• [Stated exercise]:
Pull every line containing "integral" from the entries.

(Recorded data)
---*---

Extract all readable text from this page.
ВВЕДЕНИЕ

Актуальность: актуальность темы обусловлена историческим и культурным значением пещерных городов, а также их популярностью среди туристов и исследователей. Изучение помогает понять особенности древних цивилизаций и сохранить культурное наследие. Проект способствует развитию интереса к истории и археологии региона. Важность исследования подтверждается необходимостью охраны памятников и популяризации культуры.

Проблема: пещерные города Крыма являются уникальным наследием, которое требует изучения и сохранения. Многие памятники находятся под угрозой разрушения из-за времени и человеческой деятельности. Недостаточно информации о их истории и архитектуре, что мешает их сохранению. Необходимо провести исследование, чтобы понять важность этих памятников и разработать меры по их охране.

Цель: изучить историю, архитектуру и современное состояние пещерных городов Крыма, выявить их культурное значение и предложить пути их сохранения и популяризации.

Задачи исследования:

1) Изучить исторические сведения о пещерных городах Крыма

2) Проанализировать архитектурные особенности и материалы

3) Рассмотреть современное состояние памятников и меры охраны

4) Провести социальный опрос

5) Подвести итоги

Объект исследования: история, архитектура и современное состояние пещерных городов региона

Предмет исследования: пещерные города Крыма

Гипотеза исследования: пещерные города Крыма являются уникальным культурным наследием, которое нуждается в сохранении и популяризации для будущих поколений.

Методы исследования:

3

---*---

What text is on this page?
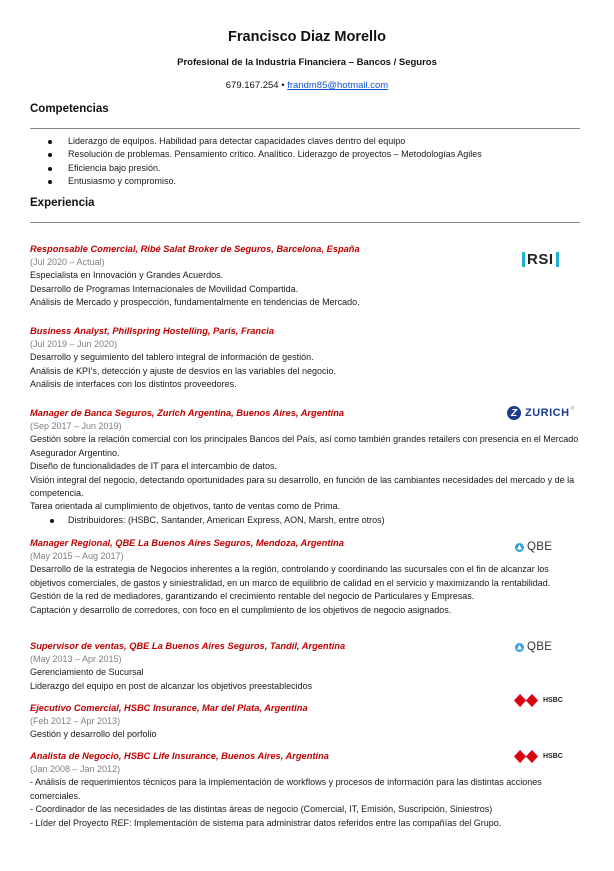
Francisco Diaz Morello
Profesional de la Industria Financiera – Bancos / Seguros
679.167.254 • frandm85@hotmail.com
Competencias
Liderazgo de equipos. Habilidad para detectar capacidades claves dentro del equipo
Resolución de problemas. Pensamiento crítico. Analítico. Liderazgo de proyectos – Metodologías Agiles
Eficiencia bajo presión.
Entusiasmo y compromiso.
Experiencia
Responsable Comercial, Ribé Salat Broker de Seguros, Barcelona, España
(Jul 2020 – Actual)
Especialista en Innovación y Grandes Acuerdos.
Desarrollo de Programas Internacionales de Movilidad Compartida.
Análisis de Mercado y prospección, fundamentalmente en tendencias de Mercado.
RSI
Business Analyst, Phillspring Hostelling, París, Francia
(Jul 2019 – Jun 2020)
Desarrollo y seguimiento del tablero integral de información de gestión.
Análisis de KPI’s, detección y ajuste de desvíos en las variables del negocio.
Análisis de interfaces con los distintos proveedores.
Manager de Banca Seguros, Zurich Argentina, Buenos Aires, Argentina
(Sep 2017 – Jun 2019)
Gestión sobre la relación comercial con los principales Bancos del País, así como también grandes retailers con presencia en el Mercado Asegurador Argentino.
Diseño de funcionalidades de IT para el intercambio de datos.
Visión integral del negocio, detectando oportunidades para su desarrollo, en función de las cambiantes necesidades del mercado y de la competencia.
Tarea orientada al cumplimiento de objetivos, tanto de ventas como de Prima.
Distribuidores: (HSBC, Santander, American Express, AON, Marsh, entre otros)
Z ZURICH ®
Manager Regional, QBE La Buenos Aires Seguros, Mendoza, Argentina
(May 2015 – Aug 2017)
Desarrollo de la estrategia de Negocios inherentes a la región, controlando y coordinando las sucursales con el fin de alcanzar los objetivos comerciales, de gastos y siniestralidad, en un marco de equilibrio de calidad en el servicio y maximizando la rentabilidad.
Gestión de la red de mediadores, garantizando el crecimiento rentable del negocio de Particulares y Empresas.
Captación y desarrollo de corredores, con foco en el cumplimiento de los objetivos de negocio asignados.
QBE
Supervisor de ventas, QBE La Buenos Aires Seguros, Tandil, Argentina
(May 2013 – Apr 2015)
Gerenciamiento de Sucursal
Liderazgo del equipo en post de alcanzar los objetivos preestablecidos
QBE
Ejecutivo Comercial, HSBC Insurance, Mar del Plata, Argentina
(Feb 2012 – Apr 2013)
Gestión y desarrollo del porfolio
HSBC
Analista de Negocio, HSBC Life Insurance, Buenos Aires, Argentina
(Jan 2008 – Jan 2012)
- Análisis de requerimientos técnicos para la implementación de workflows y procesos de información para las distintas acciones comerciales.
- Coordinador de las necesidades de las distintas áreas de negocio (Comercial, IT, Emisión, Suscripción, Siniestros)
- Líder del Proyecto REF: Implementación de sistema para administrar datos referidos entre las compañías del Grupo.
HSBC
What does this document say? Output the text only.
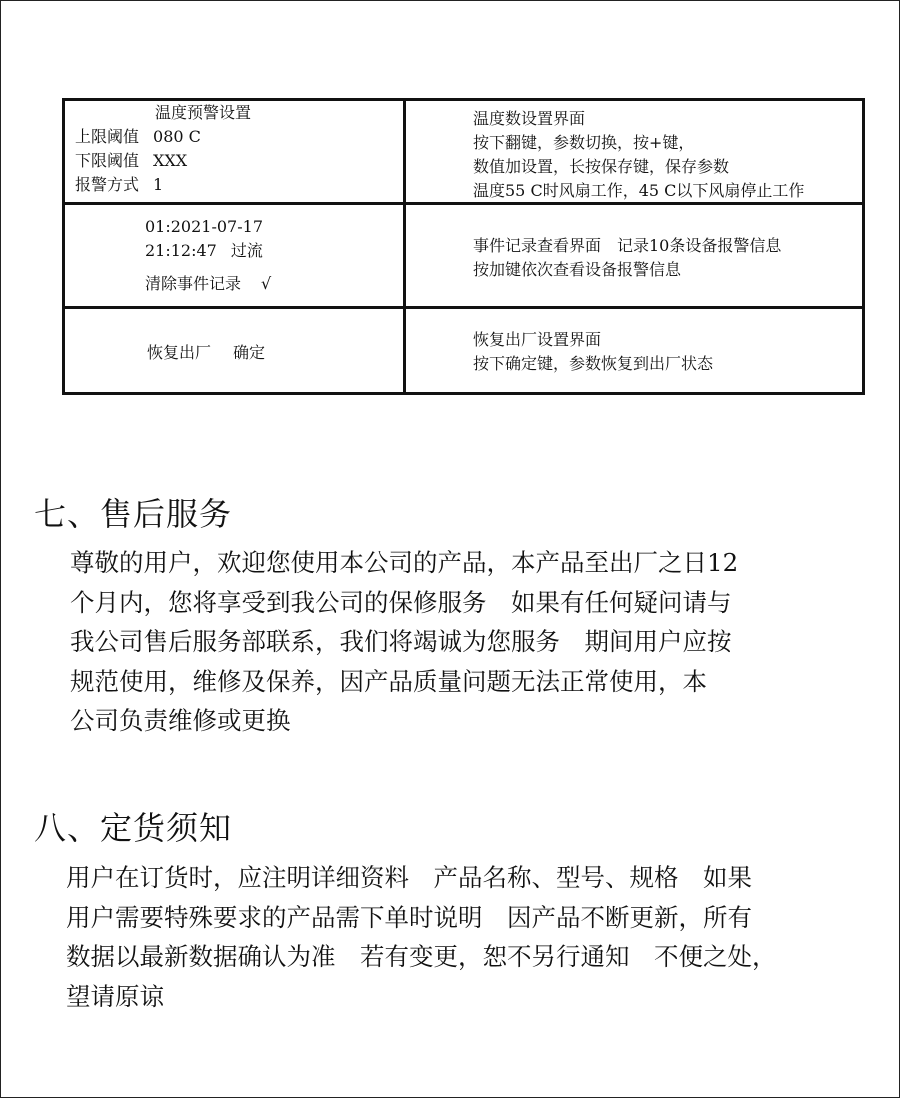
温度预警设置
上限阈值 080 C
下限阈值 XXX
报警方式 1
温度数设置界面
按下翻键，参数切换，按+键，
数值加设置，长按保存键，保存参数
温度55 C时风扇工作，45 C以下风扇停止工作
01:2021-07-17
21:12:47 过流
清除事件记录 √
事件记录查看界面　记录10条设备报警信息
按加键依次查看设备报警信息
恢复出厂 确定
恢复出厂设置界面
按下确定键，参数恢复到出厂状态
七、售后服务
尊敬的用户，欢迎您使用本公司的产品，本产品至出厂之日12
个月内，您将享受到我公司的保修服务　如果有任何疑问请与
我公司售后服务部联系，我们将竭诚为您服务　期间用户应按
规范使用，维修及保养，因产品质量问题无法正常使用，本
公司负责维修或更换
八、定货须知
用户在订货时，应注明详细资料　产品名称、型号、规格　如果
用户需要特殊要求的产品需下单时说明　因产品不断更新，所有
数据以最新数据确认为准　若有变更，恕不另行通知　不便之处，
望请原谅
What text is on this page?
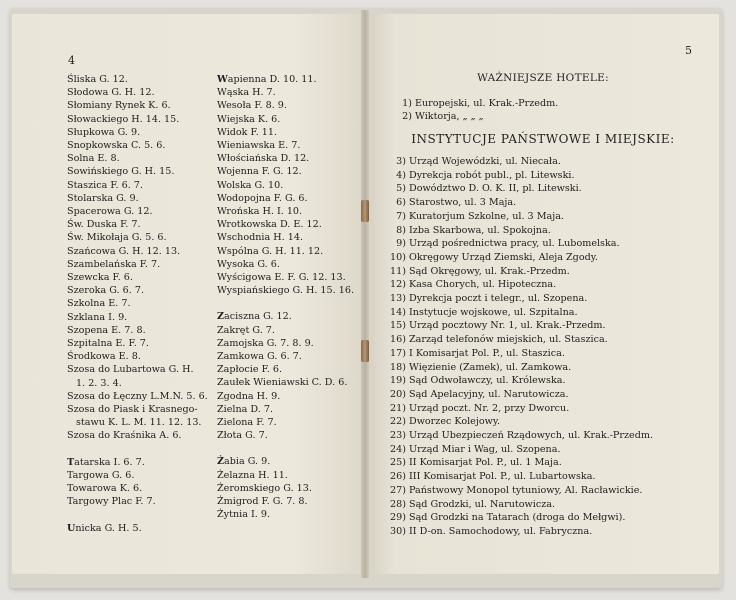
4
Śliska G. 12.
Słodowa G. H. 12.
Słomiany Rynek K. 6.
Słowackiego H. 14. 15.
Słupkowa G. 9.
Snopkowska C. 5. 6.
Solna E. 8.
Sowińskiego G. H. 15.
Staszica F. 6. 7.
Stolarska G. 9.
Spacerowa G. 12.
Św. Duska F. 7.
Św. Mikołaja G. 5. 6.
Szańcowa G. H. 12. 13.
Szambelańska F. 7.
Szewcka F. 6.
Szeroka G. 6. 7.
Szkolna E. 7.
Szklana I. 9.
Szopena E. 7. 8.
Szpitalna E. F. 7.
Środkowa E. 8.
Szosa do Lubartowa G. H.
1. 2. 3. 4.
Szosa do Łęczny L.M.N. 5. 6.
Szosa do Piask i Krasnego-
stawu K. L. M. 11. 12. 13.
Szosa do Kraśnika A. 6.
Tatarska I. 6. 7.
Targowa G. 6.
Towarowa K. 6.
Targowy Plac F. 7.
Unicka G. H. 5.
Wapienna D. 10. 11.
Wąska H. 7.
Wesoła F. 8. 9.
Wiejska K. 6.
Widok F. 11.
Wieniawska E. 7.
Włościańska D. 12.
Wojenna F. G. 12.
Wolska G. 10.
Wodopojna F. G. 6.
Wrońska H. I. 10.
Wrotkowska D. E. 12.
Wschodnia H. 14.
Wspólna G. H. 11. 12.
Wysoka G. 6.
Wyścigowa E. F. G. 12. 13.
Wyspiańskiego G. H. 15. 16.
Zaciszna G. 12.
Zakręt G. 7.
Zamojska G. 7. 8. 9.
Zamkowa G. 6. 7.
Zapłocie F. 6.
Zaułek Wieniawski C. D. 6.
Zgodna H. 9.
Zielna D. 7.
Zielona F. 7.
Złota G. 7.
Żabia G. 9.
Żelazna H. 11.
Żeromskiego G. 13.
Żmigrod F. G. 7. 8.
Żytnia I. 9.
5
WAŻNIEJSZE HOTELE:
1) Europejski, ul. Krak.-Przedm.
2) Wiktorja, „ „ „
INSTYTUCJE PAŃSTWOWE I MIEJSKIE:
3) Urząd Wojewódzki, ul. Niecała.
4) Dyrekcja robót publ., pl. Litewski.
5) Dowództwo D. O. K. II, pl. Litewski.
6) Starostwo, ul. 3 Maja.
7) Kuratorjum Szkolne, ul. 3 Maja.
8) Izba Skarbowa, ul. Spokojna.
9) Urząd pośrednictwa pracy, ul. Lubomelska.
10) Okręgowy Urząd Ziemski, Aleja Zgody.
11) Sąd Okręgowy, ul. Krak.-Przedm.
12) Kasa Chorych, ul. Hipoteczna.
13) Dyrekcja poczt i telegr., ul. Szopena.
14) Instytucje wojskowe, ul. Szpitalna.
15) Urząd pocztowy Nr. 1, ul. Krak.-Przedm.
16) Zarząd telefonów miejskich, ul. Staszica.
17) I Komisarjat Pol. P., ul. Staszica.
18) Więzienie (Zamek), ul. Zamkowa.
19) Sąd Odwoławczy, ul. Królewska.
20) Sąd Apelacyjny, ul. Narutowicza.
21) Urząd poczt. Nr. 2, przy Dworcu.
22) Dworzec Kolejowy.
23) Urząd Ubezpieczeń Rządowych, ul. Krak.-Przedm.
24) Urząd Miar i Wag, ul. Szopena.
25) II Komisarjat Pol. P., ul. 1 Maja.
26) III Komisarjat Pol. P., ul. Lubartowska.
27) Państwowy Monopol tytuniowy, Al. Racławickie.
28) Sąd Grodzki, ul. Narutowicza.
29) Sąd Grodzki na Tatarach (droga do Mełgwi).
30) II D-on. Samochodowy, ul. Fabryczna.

---*---

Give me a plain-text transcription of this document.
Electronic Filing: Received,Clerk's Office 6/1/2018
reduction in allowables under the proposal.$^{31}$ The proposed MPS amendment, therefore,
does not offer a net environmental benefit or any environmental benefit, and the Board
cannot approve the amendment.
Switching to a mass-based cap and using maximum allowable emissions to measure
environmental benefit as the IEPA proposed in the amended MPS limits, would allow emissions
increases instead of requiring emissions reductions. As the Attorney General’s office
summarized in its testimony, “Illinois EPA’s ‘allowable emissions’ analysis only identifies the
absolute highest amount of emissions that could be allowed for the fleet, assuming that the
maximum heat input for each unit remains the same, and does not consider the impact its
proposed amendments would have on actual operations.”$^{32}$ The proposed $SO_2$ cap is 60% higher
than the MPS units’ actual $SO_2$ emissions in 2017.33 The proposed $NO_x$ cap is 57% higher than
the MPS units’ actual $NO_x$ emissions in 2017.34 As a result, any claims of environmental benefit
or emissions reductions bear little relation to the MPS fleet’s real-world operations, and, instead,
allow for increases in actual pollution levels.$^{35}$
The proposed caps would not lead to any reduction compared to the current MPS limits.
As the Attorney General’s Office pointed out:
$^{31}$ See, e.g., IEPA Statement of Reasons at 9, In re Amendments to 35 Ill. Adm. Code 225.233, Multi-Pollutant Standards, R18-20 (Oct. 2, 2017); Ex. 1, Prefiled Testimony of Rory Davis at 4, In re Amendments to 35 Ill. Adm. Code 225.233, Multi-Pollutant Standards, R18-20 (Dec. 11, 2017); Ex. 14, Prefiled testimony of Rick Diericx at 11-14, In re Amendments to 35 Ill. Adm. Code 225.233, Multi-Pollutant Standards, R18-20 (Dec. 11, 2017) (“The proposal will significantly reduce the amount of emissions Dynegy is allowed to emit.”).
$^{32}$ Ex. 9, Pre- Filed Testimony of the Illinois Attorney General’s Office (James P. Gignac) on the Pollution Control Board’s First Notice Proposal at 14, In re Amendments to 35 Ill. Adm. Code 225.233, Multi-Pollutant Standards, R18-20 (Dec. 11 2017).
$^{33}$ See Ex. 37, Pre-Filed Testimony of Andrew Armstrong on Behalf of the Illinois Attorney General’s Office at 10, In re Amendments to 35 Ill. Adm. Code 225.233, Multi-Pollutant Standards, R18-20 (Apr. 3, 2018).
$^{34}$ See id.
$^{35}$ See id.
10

---*---

• [Task response]:
Desarrollo y seguimiento del tablero integral de información de gestión.
Visión integral del negocio, detectando oportunidades para su desarrollo, en función de las cambiantes necesidades del mercado y de la competencia.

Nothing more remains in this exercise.